→ Set problem
Using the listing below, extract each line that has the word "Civic" in it.

(Stored data)
________________________

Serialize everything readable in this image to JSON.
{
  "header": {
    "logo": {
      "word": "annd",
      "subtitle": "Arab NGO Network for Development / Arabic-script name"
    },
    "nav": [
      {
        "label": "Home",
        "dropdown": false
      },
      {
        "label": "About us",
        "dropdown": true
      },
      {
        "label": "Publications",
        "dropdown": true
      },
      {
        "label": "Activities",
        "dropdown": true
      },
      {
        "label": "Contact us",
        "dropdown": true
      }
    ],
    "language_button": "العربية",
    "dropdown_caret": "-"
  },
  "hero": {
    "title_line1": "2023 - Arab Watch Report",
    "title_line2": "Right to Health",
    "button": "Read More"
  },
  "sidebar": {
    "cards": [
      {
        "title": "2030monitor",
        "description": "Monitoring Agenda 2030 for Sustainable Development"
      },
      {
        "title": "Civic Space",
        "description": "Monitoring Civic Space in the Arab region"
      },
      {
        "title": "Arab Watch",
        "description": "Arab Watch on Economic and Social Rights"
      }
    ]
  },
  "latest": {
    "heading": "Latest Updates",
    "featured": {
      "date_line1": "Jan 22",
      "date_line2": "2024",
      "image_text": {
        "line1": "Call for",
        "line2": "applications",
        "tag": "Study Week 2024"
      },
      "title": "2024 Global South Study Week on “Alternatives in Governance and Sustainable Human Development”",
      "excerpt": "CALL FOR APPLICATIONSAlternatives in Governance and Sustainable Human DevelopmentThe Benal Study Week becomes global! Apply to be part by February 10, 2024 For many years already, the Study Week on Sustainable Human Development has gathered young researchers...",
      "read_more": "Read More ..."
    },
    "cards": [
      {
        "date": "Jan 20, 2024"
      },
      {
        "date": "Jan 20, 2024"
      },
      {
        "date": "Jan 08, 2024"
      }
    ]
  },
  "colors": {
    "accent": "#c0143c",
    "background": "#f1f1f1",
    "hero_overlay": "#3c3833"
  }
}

________________________

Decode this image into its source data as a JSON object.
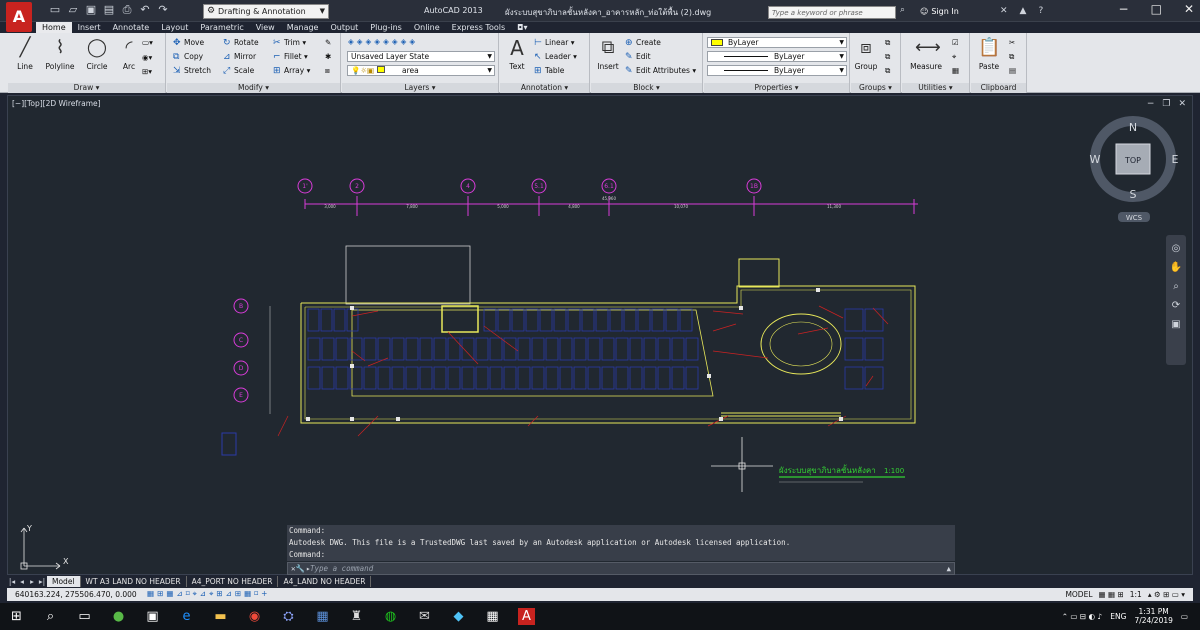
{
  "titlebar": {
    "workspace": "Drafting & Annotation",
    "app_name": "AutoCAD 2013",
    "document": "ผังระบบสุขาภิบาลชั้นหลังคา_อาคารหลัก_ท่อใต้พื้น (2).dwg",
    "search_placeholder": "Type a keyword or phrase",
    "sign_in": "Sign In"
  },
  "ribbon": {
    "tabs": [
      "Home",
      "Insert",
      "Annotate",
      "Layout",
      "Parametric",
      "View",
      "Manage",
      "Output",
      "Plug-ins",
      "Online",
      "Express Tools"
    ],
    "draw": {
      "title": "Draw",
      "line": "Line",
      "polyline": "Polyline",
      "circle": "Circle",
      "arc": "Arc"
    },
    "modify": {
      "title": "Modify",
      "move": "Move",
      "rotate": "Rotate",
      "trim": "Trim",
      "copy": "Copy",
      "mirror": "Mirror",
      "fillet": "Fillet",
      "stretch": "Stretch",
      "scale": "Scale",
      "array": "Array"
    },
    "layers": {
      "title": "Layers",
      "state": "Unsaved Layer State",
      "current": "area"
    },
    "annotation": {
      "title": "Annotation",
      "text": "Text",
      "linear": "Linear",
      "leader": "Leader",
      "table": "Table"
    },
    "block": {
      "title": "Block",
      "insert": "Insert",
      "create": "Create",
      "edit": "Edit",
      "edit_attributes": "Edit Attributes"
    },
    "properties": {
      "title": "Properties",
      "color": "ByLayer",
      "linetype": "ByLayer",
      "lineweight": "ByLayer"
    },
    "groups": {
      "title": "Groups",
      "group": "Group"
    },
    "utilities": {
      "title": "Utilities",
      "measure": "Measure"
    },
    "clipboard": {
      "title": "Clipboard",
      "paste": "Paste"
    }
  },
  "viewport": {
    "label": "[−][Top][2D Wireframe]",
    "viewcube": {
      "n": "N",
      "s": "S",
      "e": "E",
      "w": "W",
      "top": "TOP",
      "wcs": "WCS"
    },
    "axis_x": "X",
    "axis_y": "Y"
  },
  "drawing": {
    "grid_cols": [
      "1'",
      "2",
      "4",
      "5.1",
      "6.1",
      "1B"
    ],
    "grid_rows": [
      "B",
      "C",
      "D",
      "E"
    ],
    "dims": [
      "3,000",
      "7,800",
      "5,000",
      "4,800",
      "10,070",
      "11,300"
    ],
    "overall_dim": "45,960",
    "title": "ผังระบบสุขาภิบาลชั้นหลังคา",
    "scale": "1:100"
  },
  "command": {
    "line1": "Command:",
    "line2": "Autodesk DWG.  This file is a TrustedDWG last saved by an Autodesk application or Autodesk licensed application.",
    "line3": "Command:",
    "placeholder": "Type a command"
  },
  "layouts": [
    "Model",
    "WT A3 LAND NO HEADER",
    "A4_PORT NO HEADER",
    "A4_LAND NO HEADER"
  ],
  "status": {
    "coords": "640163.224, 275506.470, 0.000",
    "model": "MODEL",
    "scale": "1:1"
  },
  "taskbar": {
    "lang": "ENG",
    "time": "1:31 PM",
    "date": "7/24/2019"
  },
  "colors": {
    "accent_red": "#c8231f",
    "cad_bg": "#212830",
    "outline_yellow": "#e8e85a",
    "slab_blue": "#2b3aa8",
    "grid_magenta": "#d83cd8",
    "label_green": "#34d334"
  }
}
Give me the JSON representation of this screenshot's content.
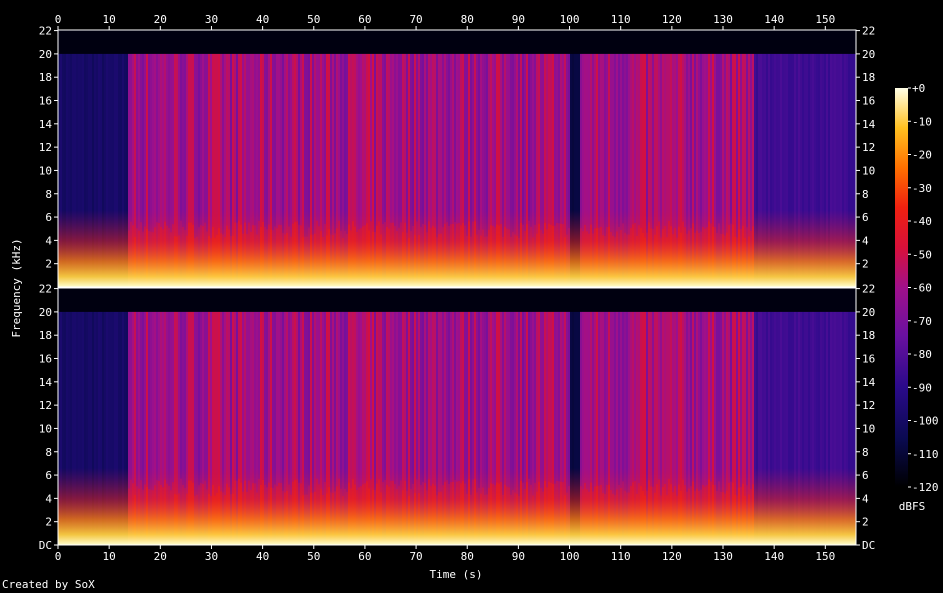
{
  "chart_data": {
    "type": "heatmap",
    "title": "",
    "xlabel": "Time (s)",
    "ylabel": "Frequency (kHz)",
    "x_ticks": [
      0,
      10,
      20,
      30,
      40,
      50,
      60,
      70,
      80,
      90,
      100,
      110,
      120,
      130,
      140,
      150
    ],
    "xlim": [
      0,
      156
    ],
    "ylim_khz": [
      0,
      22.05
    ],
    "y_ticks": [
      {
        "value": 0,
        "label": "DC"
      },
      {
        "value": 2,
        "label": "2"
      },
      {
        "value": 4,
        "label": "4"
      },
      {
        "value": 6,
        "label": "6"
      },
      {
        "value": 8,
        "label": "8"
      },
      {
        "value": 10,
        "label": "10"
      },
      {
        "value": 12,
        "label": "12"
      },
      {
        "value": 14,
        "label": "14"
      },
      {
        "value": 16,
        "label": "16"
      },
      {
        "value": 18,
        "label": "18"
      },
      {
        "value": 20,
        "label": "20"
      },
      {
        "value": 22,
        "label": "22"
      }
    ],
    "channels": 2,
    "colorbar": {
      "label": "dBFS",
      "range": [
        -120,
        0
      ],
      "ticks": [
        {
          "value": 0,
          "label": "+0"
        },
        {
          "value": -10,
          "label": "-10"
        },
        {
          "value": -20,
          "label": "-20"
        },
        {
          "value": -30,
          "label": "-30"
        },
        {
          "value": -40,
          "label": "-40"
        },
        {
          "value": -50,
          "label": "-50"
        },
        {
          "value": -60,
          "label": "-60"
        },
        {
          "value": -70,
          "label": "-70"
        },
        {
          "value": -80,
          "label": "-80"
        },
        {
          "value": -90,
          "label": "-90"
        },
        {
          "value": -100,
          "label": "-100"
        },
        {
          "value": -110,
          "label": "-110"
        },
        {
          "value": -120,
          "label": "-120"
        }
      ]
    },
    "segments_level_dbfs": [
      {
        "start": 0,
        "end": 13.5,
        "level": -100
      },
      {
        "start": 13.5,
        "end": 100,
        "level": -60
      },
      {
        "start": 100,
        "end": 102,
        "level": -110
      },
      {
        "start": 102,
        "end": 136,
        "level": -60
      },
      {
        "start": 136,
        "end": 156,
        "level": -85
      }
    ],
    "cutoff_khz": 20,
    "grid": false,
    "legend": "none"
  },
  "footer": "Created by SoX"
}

________________________

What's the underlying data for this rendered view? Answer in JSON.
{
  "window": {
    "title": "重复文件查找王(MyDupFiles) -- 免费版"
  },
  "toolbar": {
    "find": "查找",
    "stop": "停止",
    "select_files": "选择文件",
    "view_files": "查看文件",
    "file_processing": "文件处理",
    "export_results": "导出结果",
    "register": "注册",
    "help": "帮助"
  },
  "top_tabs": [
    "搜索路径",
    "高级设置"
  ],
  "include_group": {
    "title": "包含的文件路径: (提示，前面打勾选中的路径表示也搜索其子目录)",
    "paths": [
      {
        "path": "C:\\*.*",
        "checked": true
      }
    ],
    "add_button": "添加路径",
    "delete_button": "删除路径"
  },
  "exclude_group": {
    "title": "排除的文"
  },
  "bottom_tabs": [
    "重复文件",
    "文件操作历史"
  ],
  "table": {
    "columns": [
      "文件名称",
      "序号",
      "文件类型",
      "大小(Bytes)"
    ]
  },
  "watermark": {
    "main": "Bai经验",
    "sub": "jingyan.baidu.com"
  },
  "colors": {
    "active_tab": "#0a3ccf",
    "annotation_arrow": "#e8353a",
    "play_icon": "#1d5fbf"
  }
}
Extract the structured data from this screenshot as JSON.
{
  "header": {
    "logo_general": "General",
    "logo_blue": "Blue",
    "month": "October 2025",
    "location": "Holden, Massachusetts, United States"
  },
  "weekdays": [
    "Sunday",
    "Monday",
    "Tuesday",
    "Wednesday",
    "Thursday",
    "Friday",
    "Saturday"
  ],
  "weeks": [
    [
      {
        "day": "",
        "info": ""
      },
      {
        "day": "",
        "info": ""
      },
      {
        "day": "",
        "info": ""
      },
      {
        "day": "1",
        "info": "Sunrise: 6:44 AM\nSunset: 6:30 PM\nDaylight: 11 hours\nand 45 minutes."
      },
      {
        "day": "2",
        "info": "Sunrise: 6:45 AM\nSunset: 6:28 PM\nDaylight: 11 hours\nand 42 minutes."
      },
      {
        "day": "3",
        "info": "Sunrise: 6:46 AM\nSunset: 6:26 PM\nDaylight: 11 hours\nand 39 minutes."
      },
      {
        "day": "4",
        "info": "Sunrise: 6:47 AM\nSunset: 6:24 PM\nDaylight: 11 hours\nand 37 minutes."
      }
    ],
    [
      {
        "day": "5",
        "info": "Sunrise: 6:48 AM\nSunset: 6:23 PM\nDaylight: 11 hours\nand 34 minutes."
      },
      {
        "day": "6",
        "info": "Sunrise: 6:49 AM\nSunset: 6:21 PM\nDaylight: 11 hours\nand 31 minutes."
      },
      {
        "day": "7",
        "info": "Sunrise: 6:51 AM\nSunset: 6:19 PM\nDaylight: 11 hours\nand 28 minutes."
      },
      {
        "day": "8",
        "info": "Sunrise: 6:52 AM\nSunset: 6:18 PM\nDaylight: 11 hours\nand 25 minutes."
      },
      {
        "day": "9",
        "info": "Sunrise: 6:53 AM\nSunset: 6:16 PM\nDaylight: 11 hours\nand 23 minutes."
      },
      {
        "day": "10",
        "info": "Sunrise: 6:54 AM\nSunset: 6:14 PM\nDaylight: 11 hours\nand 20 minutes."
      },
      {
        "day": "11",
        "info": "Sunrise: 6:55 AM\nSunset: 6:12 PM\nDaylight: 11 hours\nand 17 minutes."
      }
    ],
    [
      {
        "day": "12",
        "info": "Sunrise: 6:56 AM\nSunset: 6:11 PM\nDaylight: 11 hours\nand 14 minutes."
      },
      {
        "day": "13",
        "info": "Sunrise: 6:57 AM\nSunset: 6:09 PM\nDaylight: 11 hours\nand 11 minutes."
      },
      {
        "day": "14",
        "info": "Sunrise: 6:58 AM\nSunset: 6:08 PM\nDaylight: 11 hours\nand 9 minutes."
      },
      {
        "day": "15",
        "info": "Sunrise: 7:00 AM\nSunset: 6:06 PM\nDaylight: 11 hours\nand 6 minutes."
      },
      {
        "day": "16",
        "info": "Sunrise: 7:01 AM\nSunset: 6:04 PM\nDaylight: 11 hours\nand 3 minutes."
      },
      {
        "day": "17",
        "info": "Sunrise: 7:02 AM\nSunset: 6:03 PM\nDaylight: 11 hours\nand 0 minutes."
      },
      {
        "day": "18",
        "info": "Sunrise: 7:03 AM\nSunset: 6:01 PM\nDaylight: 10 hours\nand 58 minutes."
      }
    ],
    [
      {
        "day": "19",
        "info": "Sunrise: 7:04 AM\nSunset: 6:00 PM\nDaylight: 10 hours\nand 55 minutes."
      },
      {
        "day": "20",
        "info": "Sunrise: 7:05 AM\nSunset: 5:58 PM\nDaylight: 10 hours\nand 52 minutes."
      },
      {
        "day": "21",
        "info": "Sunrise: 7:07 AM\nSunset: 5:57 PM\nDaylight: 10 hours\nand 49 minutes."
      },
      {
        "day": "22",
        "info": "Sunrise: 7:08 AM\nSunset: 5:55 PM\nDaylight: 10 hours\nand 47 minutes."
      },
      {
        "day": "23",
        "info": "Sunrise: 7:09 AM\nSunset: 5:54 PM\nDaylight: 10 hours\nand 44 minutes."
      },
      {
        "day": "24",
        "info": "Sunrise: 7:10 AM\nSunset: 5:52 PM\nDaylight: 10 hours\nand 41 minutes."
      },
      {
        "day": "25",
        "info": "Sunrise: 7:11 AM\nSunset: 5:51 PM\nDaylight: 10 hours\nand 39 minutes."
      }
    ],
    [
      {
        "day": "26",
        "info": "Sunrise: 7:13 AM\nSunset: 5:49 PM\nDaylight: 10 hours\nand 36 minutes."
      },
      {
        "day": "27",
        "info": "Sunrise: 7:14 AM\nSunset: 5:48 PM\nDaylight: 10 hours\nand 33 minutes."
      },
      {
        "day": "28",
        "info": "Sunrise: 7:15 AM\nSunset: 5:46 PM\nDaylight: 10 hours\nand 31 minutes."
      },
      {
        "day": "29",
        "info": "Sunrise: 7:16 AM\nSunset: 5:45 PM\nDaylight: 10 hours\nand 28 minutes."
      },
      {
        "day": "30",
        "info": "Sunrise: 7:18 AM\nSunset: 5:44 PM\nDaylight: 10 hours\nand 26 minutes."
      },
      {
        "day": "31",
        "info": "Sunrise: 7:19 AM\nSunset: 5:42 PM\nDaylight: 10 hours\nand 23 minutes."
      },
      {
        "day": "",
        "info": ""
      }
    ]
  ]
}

________________________

→ Reply
        "title": "Civic Space",
        "description": "Monitoring Civic Space in the Arab region"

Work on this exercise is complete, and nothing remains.